■ **Your objective**
Wherever a line holds the string "JSON", copy that line.

Extracted data entries
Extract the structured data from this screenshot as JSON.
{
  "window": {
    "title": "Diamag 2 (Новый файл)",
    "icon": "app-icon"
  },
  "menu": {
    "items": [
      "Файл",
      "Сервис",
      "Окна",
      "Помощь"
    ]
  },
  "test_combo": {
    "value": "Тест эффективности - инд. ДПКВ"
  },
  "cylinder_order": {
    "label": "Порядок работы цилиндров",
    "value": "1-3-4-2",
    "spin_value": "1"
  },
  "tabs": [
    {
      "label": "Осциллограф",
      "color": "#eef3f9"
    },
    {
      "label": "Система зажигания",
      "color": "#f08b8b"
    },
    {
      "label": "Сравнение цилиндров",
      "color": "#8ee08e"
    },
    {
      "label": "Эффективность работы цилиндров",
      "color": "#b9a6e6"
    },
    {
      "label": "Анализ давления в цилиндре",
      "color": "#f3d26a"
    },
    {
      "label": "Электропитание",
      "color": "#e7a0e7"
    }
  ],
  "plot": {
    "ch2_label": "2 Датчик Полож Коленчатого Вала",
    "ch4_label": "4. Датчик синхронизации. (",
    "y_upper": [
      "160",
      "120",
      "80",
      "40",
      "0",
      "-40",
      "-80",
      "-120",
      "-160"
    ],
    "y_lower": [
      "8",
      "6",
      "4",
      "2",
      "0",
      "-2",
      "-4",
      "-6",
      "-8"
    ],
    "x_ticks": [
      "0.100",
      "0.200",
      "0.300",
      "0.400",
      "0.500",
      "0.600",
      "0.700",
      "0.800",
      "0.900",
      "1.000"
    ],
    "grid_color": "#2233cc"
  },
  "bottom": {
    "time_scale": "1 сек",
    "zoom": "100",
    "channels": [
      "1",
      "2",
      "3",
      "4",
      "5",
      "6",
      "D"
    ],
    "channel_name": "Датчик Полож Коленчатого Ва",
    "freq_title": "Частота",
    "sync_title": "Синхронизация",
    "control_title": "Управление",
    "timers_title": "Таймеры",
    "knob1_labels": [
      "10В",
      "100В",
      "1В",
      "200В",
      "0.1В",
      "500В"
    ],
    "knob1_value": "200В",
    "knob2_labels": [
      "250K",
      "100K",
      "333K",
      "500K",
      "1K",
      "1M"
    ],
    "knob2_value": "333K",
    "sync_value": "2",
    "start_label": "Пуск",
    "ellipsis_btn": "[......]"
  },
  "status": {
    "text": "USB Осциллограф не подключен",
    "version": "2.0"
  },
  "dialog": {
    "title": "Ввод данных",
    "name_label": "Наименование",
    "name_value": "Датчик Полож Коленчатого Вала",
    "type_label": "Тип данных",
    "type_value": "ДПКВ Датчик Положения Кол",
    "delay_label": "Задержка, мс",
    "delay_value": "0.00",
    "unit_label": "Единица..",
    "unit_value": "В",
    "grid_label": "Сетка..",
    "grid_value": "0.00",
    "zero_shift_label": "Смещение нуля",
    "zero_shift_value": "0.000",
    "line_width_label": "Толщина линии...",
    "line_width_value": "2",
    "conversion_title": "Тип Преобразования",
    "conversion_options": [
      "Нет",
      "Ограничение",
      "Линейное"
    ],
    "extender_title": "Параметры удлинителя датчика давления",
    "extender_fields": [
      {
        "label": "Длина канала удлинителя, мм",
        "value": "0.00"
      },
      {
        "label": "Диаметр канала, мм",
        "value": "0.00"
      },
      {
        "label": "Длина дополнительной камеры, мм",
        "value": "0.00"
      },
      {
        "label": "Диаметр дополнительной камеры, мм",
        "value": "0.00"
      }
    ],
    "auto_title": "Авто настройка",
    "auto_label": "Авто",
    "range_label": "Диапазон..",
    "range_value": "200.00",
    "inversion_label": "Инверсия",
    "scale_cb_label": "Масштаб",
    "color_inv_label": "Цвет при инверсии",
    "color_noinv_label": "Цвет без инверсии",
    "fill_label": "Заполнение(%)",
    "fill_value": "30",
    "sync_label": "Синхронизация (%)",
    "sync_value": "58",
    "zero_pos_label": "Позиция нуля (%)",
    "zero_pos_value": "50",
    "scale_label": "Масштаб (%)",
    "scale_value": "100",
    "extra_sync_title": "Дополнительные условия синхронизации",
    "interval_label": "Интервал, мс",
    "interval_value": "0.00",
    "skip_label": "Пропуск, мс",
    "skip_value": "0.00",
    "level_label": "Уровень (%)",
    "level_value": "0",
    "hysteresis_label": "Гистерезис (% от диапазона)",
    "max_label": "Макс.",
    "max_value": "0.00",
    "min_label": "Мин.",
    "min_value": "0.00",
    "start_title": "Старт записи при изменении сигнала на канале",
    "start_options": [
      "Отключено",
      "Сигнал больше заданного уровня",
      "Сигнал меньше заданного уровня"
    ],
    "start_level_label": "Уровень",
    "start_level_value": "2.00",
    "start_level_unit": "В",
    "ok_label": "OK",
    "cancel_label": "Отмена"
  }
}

---

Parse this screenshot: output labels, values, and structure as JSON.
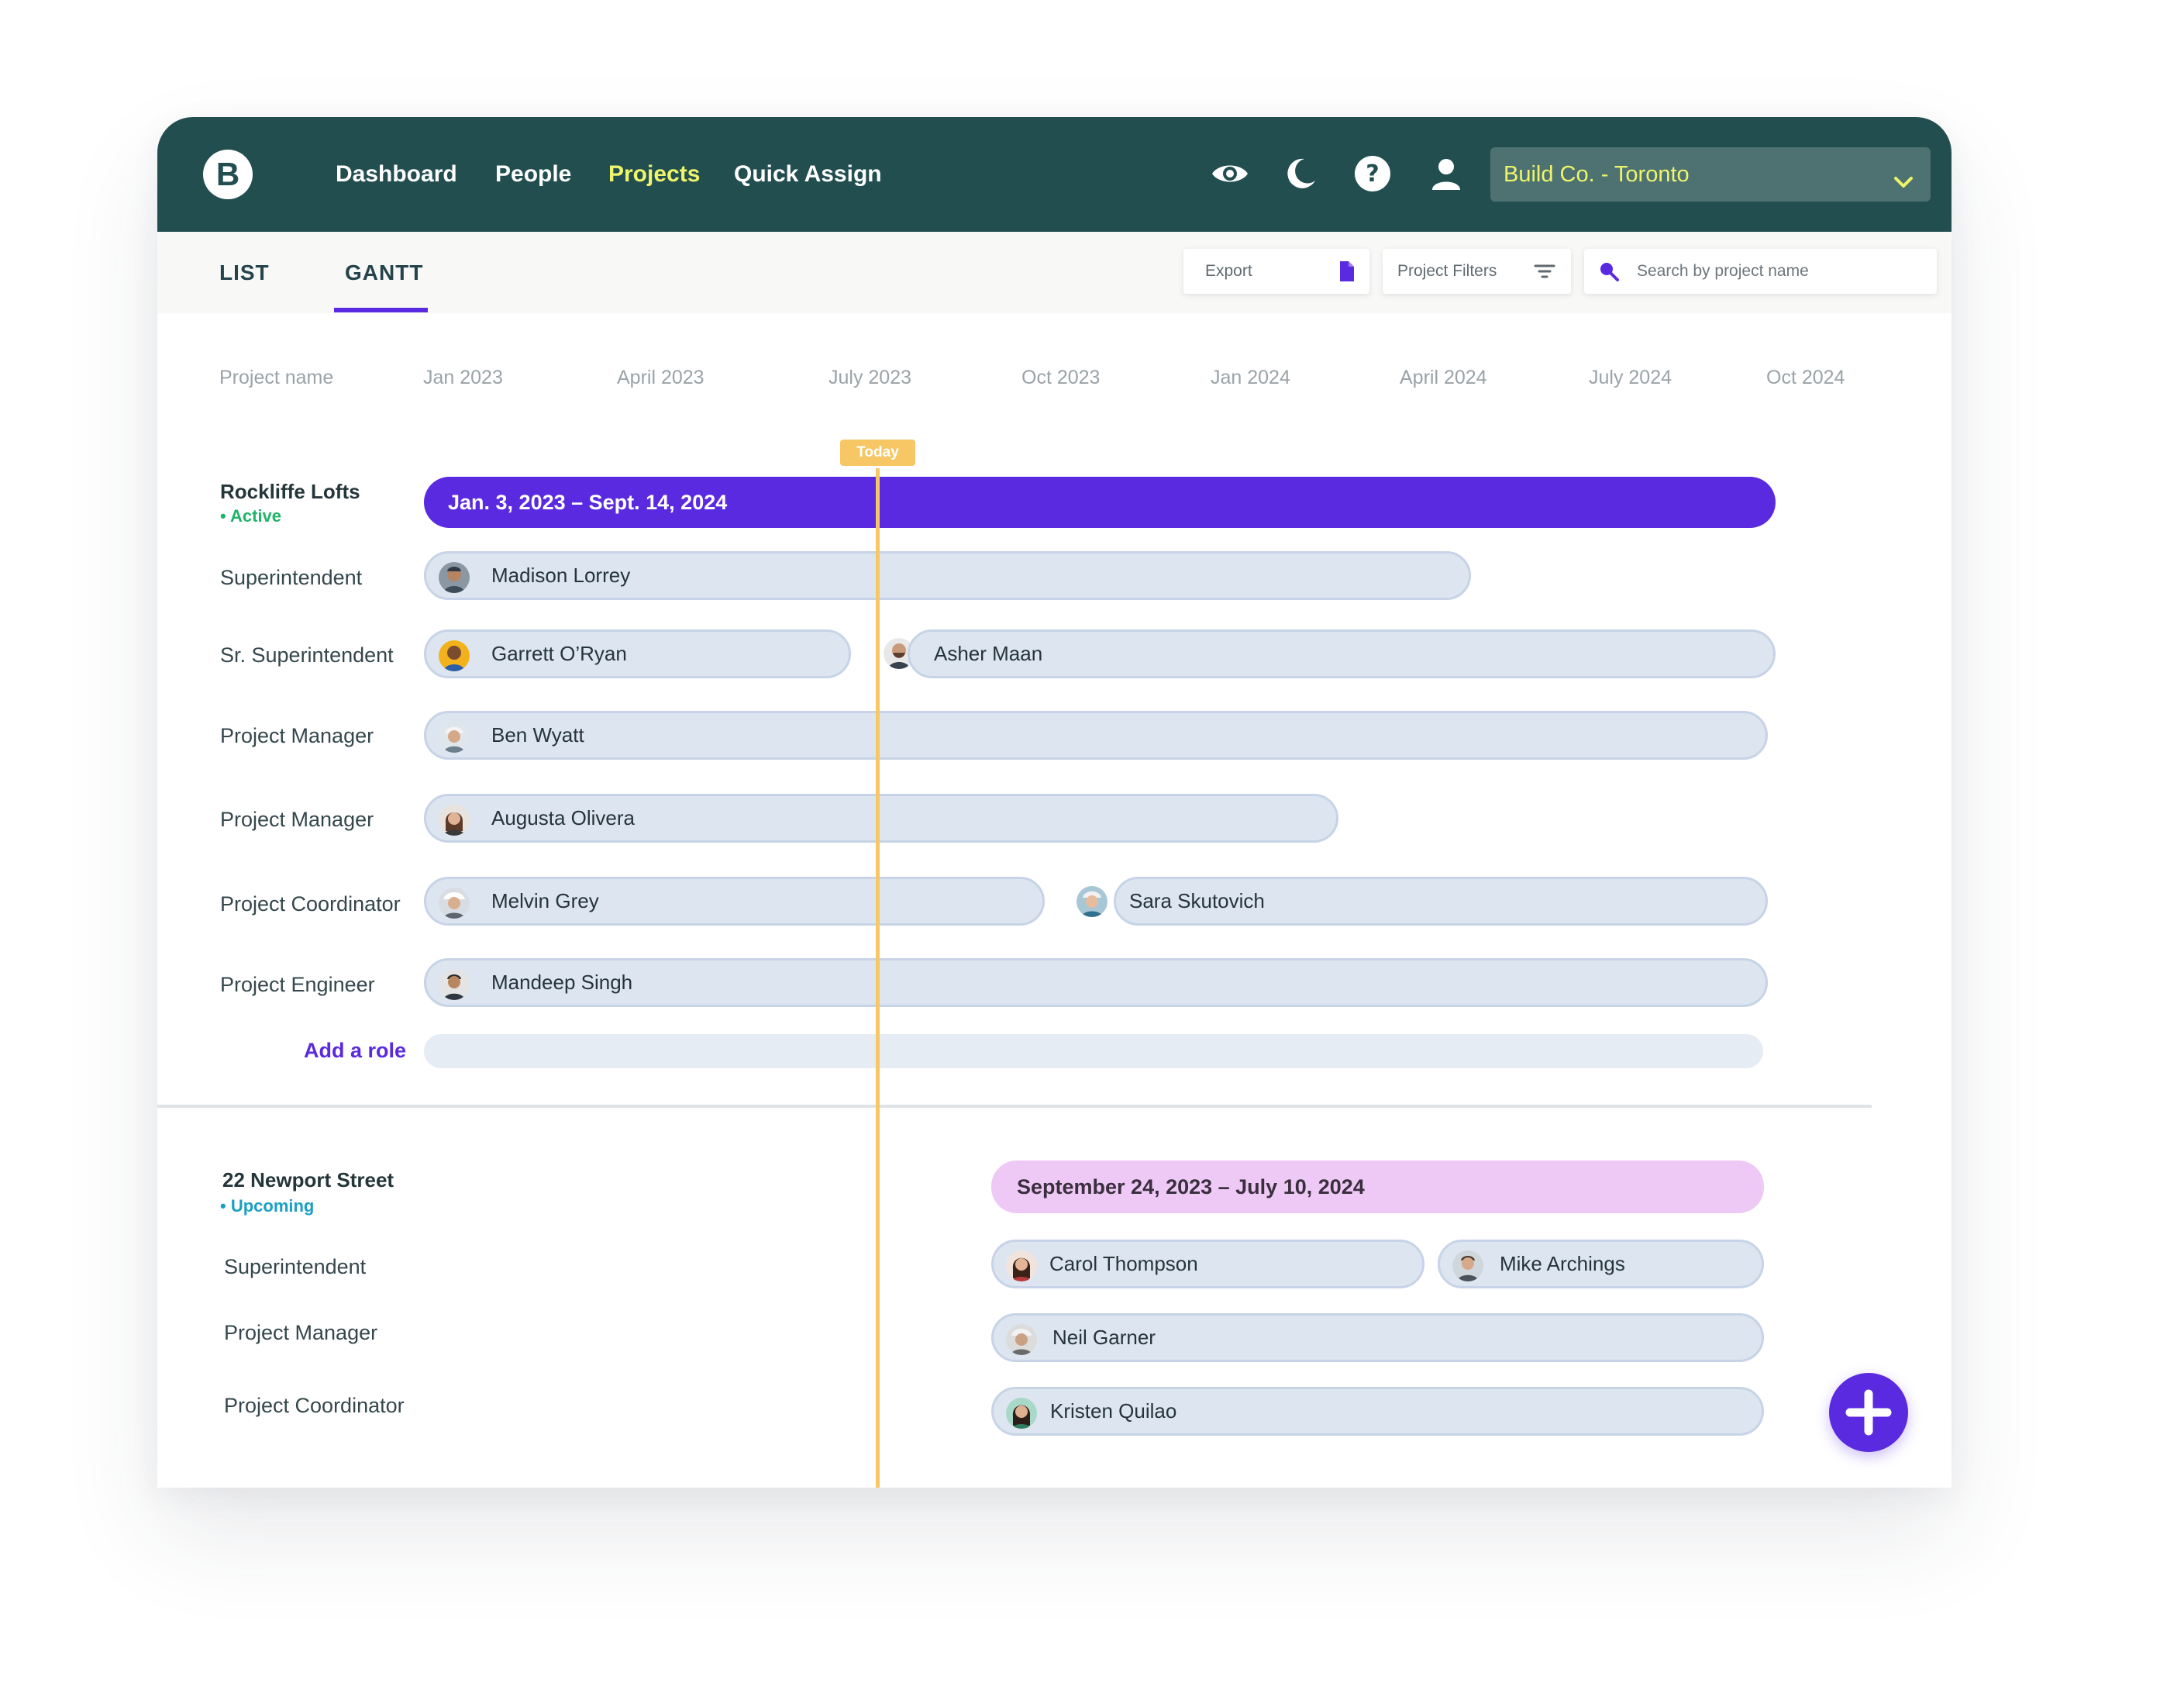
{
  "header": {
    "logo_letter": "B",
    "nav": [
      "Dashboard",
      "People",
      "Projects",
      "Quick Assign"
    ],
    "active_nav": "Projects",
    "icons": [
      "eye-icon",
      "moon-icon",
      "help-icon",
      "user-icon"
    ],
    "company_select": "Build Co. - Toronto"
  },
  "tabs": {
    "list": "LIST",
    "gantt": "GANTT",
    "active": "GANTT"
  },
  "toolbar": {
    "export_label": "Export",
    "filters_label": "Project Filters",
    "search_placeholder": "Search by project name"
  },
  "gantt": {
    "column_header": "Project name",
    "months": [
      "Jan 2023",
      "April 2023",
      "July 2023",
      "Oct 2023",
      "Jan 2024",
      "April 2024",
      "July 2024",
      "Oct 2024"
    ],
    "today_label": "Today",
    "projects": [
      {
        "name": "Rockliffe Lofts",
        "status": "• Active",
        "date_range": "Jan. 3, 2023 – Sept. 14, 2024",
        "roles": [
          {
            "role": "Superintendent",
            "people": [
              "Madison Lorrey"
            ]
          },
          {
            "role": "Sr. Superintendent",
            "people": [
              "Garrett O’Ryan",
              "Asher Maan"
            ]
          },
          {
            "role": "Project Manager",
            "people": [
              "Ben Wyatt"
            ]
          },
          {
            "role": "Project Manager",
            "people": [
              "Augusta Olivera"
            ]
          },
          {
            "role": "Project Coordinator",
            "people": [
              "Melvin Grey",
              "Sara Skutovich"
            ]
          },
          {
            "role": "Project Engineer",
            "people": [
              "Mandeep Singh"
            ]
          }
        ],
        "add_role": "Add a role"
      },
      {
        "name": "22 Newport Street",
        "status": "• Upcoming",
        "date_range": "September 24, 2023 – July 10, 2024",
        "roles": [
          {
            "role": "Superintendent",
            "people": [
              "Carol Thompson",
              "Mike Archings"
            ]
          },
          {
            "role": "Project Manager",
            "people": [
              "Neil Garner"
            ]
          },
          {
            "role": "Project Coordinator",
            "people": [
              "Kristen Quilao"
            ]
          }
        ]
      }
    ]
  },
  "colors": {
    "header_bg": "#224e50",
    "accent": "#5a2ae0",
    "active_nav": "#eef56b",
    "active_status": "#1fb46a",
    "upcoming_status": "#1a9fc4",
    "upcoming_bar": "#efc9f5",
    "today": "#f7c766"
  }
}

■ **Result for this exercise**
Extract the structured data from this screenshot as JSON.
Parse this screenshot: output labels, values, and structure as JSON.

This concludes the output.